**Data section:**
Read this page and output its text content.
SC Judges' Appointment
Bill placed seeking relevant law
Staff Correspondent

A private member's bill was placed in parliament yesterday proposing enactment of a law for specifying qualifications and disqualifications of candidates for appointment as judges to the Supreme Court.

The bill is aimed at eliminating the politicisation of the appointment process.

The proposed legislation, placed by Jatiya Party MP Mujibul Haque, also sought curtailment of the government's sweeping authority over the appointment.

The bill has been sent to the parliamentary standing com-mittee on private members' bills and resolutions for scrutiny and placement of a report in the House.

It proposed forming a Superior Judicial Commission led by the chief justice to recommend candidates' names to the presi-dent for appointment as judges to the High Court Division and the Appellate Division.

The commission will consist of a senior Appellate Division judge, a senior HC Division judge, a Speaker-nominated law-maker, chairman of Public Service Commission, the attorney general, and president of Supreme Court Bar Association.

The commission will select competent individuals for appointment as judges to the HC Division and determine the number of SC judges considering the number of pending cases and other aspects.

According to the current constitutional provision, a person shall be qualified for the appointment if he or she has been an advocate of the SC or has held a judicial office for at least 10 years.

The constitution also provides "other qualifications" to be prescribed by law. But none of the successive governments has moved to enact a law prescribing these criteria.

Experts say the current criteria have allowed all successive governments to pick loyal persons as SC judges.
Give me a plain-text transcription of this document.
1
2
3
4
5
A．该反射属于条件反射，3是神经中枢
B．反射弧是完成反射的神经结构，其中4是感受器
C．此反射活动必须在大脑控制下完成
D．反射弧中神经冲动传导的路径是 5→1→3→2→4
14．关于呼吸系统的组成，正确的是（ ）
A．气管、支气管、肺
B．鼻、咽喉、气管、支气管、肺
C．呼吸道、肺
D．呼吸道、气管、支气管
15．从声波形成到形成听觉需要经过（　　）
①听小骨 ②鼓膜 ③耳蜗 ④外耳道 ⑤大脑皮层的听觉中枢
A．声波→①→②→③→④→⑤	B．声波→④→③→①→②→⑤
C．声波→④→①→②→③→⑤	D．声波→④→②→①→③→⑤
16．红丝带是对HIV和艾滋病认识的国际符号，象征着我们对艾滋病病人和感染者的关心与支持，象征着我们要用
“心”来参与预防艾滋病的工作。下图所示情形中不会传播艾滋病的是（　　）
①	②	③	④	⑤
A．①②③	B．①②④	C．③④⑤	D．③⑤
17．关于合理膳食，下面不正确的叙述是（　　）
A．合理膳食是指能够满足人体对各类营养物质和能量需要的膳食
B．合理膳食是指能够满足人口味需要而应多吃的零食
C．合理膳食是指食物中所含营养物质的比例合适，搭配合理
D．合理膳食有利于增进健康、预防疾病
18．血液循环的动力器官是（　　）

**What needs to be done:** What count of lines in the listing contain the word "successive"? Reply with the number only.

**Complete response:** 2